Exercise: Transcribe every record that appears below, exactly and in full.

# # # #

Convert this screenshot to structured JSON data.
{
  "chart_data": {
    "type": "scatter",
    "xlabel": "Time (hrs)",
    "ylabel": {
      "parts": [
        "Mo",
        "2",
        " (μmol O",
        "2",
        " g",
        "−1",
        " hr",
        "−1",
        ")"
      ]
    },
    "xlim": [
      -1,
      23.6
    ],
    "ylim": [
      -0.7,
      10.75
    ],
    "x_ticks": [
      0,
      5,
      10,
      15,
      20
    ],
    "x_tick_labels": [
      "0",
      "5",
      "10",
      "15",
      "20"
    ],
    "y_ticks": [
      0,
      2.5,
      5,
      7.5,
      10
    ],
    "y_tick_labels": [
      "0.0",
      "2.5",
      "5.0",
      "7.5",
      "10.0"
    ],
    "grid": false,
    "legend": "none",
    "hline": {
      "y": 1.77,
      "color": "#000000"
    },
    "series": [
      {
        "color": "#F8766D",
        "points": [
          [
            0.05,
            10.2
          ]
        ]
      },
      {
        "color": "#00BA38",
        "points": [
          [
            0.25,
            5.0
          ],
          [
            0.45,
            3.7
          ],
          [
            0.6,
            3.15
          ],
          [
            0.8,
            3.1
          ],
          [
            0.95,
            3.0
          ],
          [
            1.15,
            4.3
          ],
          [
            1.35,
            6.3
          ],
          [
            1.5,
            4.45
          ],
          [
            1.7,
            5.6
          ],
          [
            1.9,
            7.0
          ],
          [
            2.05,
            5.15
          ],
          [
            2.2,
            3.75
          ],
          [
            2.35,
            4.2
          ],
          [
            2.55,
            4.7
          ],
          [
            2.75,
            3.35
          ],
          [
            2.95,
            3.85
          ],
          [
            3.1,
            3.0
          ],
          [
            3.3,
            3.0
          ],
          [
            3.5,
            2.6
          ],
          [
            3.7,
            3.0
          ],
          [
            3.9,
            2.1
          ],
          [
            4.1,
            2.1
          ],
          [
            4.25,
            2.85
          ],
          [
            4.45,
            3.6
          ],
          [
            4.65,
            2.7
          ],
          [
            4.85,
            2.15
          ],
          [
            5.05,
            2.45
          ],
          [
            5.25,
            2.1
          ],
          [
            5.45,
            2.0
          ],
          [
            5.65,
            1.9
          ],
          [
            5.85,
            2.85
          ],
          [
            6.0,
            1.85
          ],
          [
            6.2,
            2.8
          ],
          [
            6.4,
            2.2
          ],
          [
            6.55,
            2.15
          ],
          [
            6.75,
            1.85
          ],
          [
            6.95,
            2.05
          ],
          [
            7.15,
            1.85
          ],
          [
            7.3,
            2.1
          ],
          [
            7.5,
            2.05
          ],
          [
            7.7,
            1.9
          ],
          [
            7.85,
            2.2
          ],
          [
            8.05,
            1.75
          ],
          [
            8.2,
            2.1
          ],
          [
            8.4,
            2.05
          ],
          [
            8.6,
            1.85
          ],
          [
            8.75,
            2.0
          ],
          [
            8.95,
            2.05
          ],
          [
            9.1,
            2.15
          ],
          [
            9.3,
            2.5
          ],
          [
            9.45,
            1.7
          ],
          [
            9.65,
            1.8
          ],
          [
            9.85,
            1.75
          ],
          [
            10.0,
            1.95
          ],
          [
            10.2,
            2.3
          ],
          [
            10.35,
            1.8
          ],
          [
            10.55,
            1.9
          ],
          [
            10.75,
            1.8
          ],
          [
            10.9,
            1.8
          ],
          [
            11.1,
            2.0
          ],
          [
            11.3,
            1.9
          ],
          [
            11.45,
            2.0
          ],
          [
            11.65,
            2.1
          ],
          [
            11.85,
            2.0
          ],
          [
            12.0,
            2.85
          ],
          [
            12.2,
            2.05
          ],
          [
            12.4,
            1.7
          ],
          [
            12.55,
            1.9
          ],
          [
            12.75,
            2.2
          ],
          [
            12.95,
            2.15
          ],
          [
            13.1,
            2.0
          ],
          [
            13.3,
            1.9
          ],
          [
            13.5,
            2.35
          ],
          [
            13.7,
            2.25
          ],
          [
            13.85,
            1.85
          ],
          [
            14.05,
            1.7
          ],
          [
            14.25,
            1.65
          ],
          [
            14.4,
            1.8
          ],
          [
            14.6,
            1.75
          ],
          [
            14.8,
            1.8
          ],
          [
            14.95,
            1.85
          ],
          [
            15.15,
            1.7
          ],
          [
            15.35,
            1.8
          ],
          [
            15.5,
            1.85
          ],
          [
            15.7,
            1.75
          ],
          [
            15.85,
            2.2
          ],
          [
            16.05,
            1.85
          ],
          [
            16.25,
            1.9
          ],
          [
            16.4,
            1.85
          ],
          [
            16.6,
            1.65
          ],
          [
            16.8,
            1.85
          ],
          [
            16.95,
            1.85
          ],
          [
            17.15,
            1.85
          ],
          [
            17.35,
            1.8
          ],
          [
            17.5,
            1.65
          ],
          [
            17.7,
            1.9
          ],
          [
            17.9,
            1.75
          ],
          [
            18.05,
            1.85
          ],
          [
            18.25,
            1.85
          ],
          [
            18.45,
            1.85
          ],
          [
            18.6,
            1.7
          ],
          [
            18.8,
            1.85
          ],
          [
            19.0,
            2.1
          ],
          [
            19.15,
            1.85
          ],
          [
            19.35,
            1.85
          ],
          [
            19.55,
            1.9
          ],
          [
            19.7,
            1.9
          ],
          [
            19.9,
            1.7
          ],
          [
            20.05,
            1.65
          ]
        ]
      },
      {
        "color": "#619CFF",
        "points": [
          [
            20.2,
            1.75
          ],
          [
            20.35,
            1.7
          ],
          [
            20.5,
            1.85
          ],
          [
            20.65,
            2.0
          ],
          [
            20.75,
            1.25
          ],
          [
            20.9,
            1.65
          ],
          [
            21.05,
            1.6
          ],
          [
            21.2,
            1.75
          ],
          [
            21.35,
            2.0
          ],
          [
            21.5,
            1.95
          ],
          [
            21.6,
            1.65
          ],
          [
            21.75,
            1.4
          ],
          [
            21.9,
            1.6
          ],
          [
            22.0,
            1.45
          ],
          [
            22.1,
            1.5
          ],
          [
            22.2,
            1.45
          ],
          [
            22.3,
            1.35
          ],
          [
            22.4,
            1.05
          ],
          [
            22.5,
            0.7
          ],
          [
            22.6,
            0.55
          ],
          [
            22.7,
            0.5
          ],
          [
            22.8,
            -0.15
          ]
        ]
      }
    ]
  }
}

# # # #

Result of the exercise:
Convert this screenshot to structured JSON data.
{
  "chart_data": {
    "type": "scatter",
    "xlabel": "Time (hrs)",
    "ylabel": {
      "parts": [
        "Mo",
        "2",
        " (μmol O",
        "2",
        " g",
        "−1",
        " hr",
        "−1",
        ")"
      ]
    },
    "xlim": [
      -1,
      23.6
    ],
    "ylim": [
      -0.7,
      10.75
    ],
    "x_ticks": [
      0,
      5,
      10,
      15,
      20
    ],
    "x_tick_labels": [
      "0",
      "5",
      "10",
      "15",
      "20"
    ],
    "y_ticks": [
      0,
      2.5,
      5,
      7.5,
      10
    ],
    "y_tick_labels": [
      "0.0",
      "2.5",
      "5.0",
      "7.5",
      "10.0"
    ],
    "grid": false,
    "legend": "none",
    "hline": {
      "y": 1.77,
      "color": "#000000"
    },
    "series": [
      {
        "color": "#F8766D",
        "points": [
          [
            0.05,
            10.2
          ]
        ]
      },
      {
        "color": "#00BA38",
        "points": [
          [
            0.25,
            5.0
          ],
          [
            0.45,
            3.7
          ],
          [
            0.6,
            3.15
          ],
          [
            0.8,
            3.1
          ],
          [
            0.95,
            3.0
          ],
          [
            1.15,
            4.3
          ],
          [
            1.35,
            6.3
          ],
          [
            1.5,
            4.45
          ],
          [
            1.7,
            5.6
          ],
          [
            1.9,
            7.0
          ],
          [
            2.05,
            5.15
          ],
          [
            2.2,
            3.75
          ],
          [
            2.35,
            4.2
          ],
          [
            2.55,
            4.7
          ],
          [
            2.75,
            3.35
          ],
          [
            2.95,
            3.85
          ],
          [
            3.1,
            3.0
          ],
          [
            3.3,
            3.0
          ],
          [
            3.5,
            2.6
          ],
          [
            3.7,
            3.0
          ],
          [
            3.9,
            2.1
          ],
          [
            4.1,
            2.1
          ],
          [
            4.25,
            2.85
          ],
          [
            4.45,
            3.6
          ],
          [
            4.65,
            2.7
          ],
          [
            4.85,
            2.15
          ],
          [
            5.05,
            2.45
          ],
          [
            5.25,
            2.1
          ],
          [
            5.45,
            2.0
          ],
          [
            5.65,
            1.9
          ],
          [
            5.85,
            2.85
          ],
          [
            6.0,
            1.85
          ],
          [
            6.2,
            2.8
          ],
          [
            6.4,
            2.2
          ],
          [
            6.55,
            2.15
          ],
          [
            6.75,
            1.85
          ],
          [
            6.95,
            2.05
          ],
          [
            7.15,
            1.85
          ],
          [
            7.3,
            2.1
          ],
          [
            7.5,
            2.05
          ],
          [
            7.7,
            1.9
          ],
          [
            7.85,
            2.2
          ],
          [
            8.05,
            1.75
          ],
          [
            8.2,
            2.1
          ],
          [
            8.4,
            2.05
          ],
          [
            8.6,
            1.85
          ],
          [
            8.75,
            2.0
          ],
          [
            8.95,
            2.05
          ],
          [
            9.1,
            2.15
          ],
          [
            9.3,
            2.5
          ],
          [
            9.45,
            1.7
          ],
          [
            9.65,
            1.8
          ],
          [
            9.85,
            1.75
          ],
          [
            10.0,
            1.95
          ],
          [
            10.2,
            2.3
          ],
          [
            10.35,
            1.8
          ],
          [
            10.55,
            1.9
          ],
          [
            10.75,
            1.8
          ],
          [
            10.9,
            1.8
          ],
          [
            11.1,
            2.0
          ],
          [
            11.3,
            1.9
          ],
          [
            11.45,
            2.0
          ],
          [
            11.65,
            2.1
          ],
          [
            11.85,
            2.0
          ],
          [
            12.0,
            2.85
          ],
          [
            12.2,
            2.05
          ],
          [
            12.4,
            1.7
          ],
          [
            12.55,
            1.9
          ],
          [
            12.75,
            2.2
          ],
          [
            12.95,
            2.15
          ],
          [
            13.1,
            2.0
          ],
          [
            13.3,
            1.9
          ],
          [
            13.5,
            2.35
          ],
          [
            13.7,
            2.25
          ],
          [
            13.85,
            1.85
          ],
          [
            14.05,
            1.7
          ],
          [
            14.25,
            1.65
          ],
          [
            14.4,
            1.8
          ],
          [
            14.6,
            1.75
          ],
          [
            14.8,
            1.8
          ],
          [
            14.95,
            1.85
          ],
          [
            15.15,
            1.7
          ],
          [
            15.35,
            1.8
          ],
          [
            15.5,
            1.85
          ],
          [
            15.7,
            1.75
          ],
          [
            15.85,
            2.2
          ],
          [
            16.05,
            1.85
          ],
          [
            16.25,
            1.9
          ],
          [
            16.4,
            1.85
          ],
          [
            16.6,
            1.65
          ],
          [
            16.8,
            1.85
          ],
          [
            16.95,
            1.85
          ],
          [
            17.15,
            1.85
          ],
          [
            17.35,
            1.8
          ],
          [
            17.5,
            1.65
          ],
          [
            17.7,
            1.9
          ],
          [
            17.9,
            1.75
          ],
          [
            18.05,
            1.85
          ],
          [
            18.25,
            1.85
          ],
          [
            18.45,
            1.85
          ],
          [
            18.6,
            1.7
          ],
          [
            18.8,
            1.85
          ],
          [
            19.0,
            2.1
          ],
          [
            19.15,
            1.85
          ],
          [
            19.35,
            1.85
          ],
          [
            19.55,
            1.9
          ],
          [
            19.7,
            1.9
          ],
          [
            19.9,
            1.7
          ],
          [
            20.05,
            1.65
          ]
        ]
      },
      {
        "color": "#619CFF",
        "points": [
          [
            20.2,
            1.75
          ],
          [
            20.35,
            1.7
          ],
          [
            20.5,
            1.85
          ],
          [
            20.65,
            2.0
          ],
          [
            20.75,
            1.25
          ],
          [
            20.9,
            1.65
          ],
          [
            21.05,
            1.6
          ],
          [
            21.2,
            1.75
          ],
          [
            21.35,
            2.0
          ],
          [
            21.5,
            1.95
          ],
          [
            21.6,
            1.65
          ],
          [
            21.75,
            1.4
          ],
          [
            21.9,
            1.6
          ],
          [
            22.0,
            1.45
          ],
          [
            22.1,
            1.5
          ],
          [
            22.2,
            1.45
          ],
          [
            22.3,
            1.35
          ],
          [
            22.4,
            1.05
          ],
          [
            22.5,
            0.7
          ],
          [
            22.6,
            0.55
          ],
          [
            22.7,
            0.5
          ],
          [
            22.8,
            -0.15
          ]
        ]
      }
    ]
  }
}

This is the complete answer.